#### Stored records
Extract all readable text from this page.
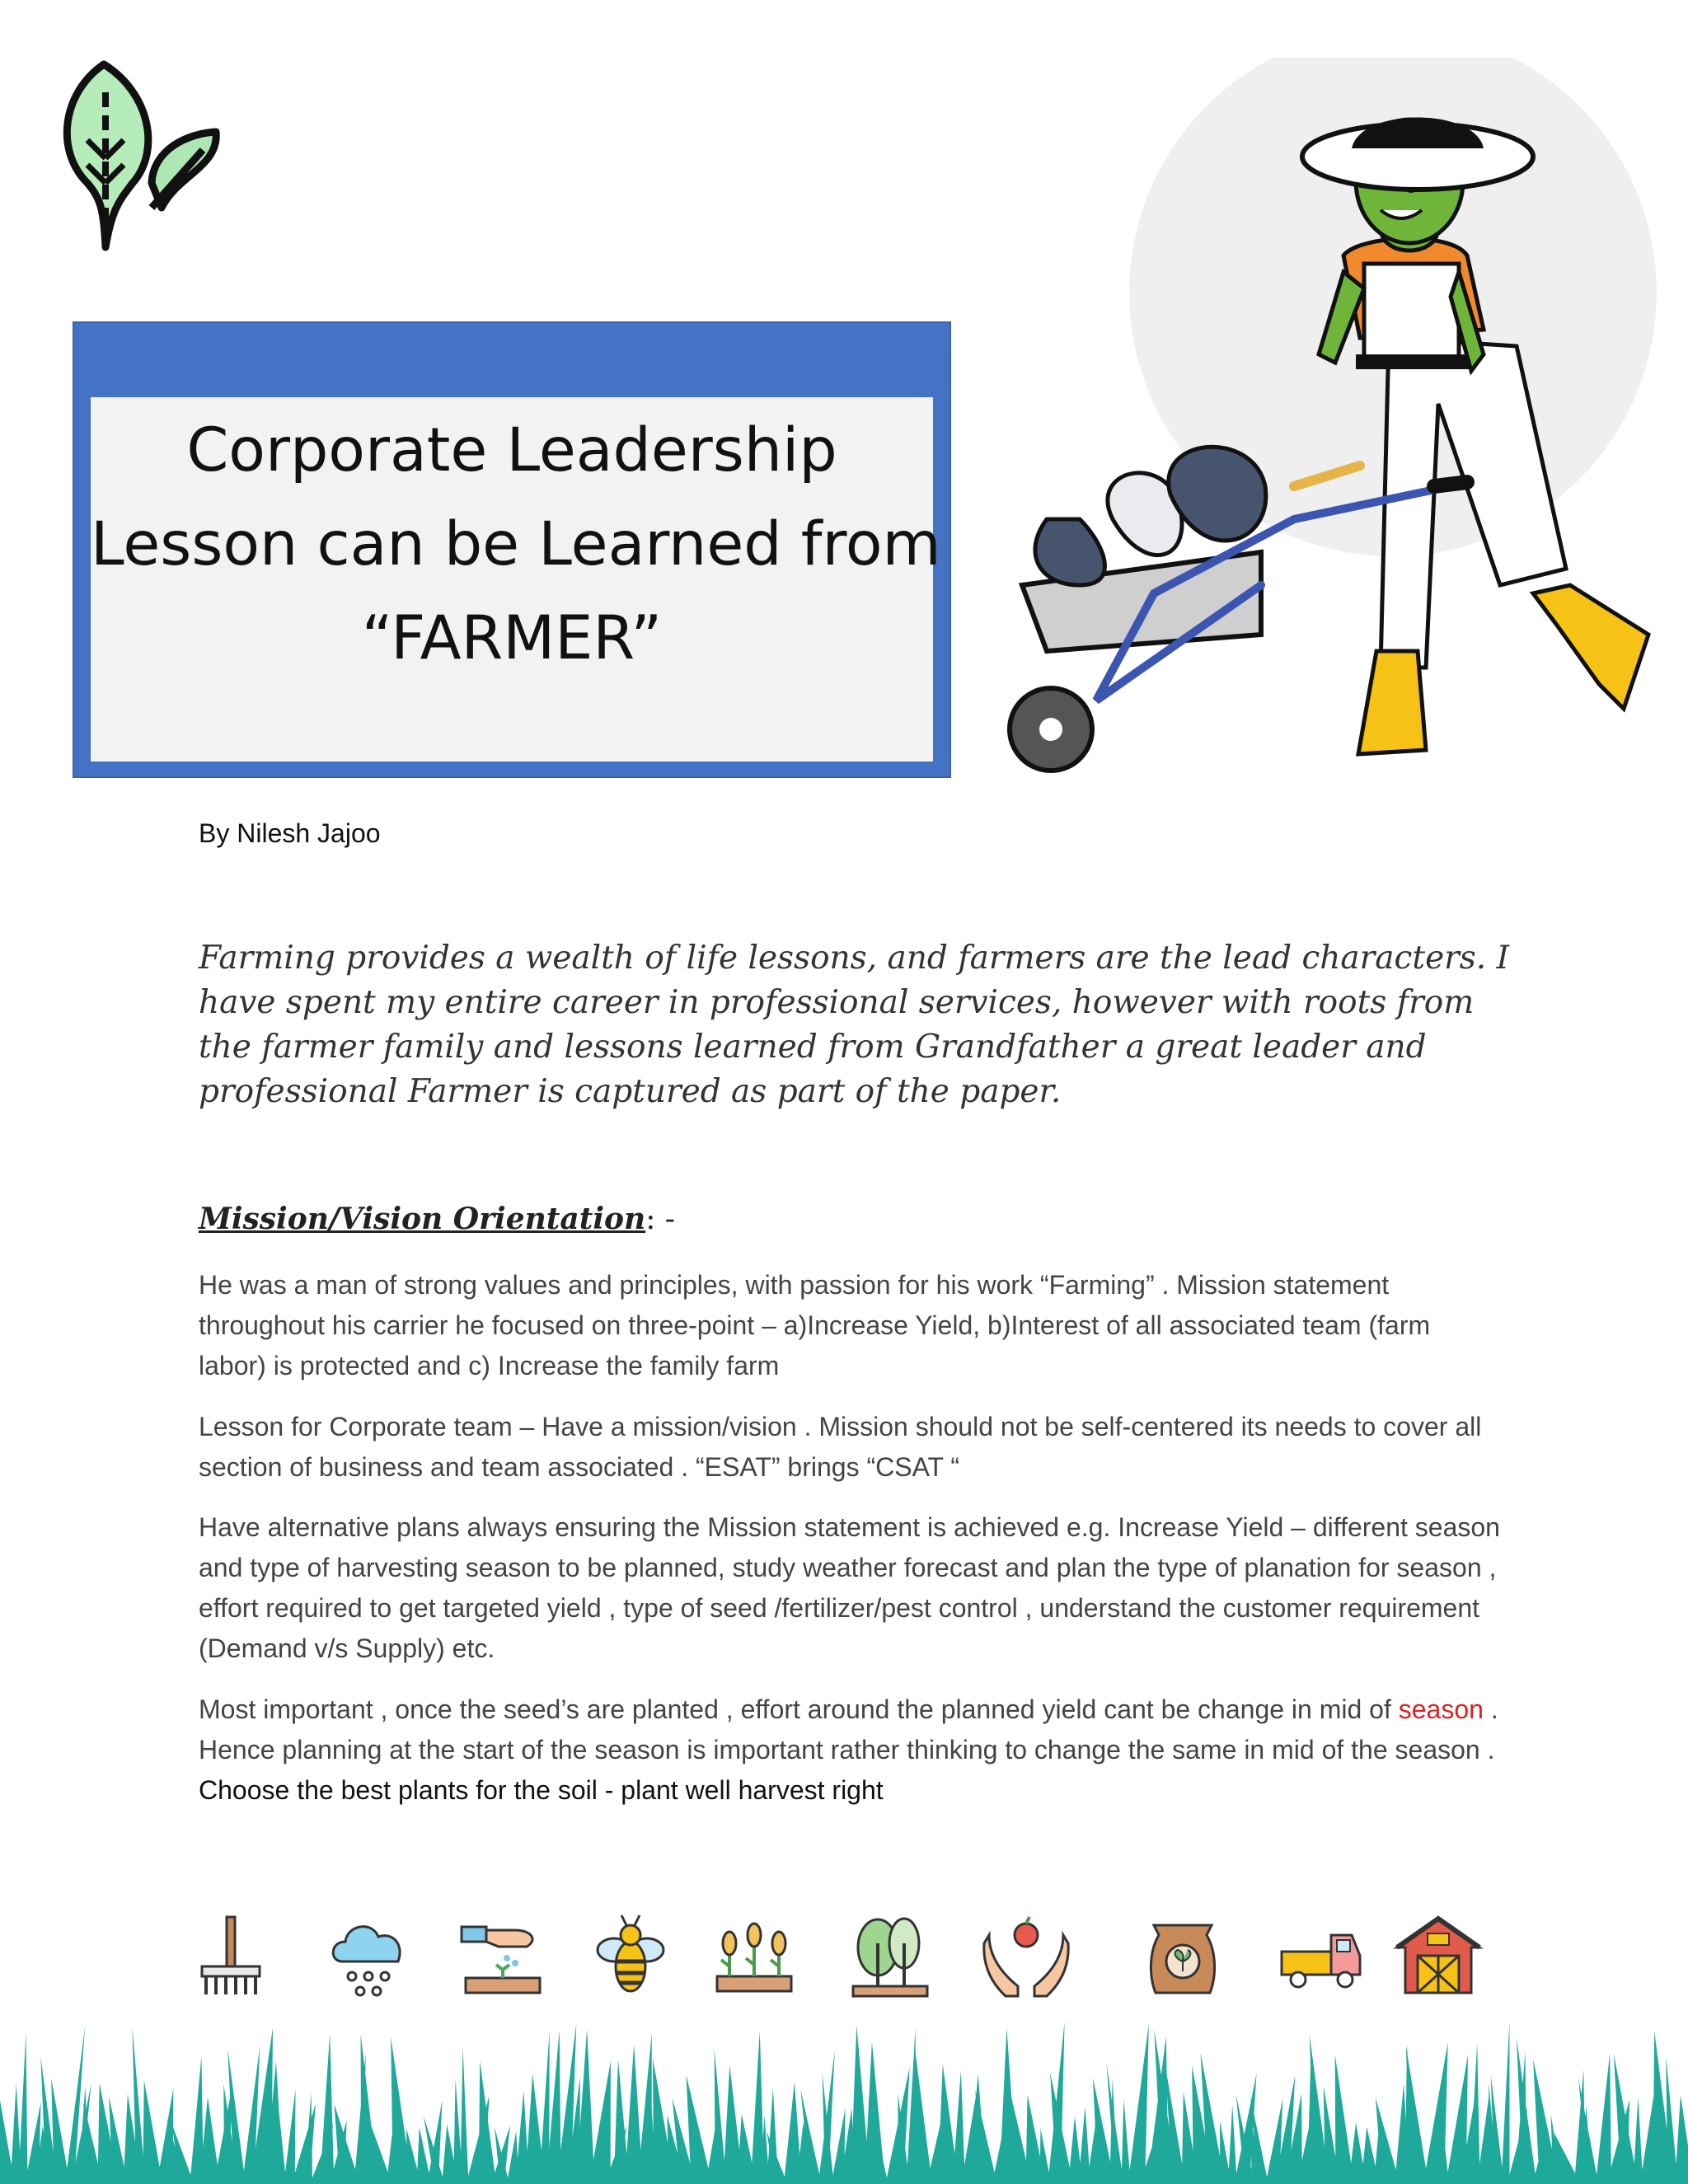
Corporate Leadership
Lesson can be Learned from
“FARMER”
By Nilesh Jajoo
Farming provides a wealth of life lessons, and farmers are the lead characters. I have spent my entire career in professional services, however with roots from the farmer family and lessons learned from Grandfather a great leader and professional Farmer is captured as part of the paper.
Mission/Vision Orientation: -
He was a man of strong values and principles, with passion for his work “Farming” . Mission statement throughout his carrier he focused on three-point – a)Increase Yield, b)Interest of all associated team (farm labor) is protected and c) Increase the family farm
Lesson for Corporate team – Have a mission/vision . Mission should not be self-centered its needs to cover all section of business and team associated . “ESAT” brings “CSAT “
Have alternative plans always ensuring the Mission statement is achieved e.g. Increase Yield – different season and type of harvesting season to be planned, study weather forecast and plan the type of planation for season , effort required to get targeted yield , type of seed /fertilizer/pest control , understand the customer requirement (Demand v/s Supply) etc.
Most important , once the seed’s are planted , effort around the planned yield cant be change in mid of season . Hence planning at the start of the season is important rather thinking to change the same in mid of the season . Choose the best plants for the soil - plant well harvest right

#### Exercise objective
Find the lines holding "with" and list every one.

#### Expected output
Farming provides a wealth of life lessons, and farmers are the lead characters. I have spent my entire career in professional services, however with roots from the farmer family and lessons learned from Grandfather a great leader and professional Farmer is captured as part of the paper.
He was a man of strong values and principles, with passion for his work “Farming” . Mission statement throughout his carrier he focused on three-point – a)Increase Yield, b)Interest of all associated team (farm labor) is protected and c) Increase the family farm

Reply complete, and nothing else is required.